Pick out each line with the word "StepMA" from the material that follows.

Supplied entries:
------------

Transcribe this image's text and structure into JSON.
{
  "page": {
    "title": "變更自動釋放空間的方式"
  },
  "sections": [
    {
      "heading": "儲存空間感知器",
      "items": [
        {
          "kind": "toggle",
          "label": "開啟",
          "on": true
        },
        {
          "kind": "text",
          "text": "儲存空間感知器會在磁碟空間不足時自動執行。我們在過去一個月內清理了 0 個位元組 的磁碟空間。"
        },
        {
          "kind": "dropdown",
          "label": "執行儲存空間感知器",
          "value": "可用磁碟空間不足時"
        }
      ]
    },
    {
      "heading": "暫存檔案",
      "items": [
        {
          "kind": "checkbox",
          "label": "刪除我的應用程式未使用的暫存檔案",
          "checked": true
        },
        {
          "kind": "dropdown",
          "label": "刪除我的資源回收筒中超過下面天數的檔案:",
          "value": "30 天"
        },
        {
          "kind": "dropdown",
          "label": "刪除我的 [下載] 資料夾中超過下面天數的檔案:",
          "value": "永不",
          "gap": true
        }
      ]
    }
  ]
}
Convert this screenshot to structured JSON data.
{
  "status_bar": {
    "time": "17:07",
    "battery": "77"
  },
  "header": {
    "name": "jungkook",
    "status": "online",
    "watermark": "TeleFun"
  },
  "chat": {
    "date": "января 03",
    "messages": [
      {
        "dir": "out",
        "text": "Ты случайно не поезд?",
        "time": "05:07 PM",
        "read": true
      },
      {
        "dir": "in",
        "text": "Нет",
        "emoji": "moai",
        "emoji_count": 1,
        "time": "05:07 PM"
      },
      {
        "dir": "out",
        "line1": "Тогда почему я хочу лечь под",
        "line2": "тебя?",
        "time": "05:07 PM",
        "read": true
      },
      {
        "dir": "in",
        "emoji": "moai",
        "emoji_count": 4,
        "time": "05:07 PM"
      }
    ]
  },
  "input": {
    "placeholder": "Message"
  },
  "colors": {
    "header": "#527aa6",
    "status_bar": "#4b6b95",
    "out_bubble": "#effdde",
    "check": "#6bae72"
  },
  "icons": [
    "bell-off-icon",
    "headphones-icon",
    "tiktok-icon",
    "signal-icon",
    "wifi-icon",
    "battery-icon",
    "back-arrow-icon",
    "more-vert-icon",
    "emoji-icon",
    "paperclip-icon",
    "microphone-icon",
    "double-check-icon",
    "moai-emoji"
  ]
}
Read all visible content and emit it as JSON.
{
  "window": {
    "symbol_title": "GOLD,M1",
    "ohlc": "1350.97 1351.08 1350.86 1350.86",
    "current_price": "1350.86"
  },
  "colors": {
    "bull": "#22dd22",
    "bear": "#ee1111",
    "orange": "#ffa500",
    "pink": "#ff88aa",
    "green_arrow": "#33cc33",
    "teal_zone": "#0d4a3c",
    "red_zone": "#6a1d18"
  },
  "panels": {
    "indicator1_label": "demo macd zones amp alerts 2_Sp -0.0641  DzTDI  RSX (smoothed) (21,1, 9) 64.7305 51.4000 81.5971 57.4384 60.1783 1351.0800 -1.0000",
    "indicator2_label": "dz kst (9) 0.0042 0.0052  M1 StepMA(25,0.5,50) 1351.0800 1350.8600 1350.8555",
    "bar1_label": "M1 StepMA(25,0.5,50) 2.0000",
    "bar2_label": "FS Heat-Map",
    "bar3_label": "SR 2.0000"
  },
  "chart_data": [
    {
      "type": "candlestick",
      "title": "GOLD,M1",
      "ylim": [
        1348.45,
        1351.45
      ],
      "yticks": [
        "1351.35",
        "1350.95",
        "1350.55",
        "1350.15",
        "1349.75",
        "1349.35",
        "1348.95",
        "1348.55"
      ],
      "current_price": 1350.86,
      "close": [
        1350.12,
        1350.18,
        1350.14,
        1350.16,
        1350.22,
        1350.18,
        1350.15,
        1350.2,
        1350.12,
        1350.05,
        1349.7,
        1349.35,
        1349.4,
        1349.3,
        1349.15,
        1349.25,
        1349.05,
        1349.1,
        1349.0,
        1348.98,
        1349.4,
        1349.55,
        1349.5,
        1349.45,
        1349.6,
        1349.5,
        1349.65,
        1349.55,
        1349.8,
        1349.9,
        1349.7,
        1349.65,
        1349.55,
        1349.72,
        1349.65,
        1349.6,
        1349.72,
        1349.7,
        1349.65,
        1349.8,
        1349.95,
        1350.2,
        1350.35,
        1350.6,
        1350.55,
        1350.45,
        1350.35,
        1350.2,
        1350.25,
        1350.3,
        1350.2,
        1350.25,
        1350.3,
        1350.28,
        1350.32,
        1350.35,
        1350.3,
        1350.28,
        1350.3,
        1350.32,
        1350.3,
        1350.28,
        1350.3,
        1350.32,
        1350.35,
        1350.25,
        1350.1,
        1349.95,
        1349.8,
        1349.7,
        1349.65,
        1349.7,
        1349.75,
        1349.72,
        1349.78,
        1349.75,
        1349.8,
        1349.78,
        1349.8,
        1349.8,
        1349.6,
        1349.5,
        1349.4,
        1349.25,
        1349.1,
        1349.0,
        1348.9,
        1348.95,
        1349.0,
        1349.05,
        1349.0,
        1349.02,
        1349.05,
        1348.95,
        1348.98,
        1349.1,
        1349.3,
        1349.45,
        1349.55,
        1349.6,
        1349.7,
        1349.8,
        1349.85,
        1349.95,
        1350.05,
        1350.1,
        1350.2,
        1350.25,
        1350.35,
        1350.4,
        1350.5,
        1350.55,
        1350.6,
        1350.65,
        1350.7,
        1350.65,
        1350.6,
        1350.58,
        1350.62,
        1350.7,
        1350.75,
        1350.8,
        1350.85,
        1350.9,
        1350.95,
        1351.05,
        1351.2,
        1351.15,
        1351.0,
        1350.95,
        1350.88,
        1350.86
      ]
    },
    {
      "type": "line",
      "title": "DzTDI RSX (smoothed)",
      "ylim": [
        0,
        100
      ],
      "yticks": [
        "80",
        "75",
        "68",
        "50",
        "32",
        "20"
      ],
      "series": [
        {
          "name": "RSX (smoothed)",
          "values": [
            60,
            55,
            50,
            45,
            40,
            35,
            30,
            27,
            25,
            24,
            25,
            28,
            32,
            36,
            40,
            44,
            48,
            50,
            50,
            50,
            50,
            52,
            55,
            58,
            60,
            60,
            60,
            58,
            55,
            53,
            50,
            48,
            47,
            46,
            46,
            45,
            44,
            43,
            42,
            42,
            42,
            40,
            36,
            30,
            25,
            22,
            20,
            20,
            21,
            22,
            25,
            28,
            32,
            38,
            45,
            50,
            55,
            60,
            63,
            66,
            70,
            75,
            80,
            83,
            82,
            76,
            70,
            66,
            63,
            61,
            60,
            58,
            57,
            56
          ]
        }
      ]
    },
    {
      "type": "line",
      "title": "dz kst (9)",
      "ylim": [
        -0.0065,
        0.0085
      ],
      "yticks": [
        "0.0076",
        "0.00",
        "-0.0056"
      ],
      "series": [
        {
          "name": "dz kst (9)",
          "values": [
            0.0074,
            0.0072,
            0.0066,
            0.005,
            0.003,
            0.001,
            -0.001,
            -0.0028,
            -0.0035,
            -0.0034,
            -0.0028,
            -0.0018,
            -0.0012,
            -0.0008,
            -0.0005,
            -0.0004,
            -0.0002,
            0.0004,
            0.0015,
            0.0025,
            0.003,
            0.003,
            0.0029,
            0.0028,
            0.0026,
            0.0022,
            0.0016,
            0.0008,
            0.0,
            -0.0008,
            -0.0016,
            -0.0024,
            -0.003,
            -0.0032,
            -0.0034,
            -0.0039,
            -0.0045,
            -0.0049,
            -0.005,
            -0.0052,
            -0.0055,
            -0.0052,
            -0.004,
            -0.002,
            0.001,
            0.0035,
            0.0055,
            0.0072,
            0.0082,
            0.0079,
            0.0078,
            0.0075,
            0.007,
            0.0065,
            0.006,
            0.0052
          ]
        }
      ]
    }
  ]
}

------------

Task solution:
    "indicator2_label": "dz kst (9) 0.0042 0.0052  M1 StepMA(25,0.5,50) 1351.0800 1350.8600 1350.8555",
    "bar1_label": "M1 StepMA(25,0.5,50) 2.0000",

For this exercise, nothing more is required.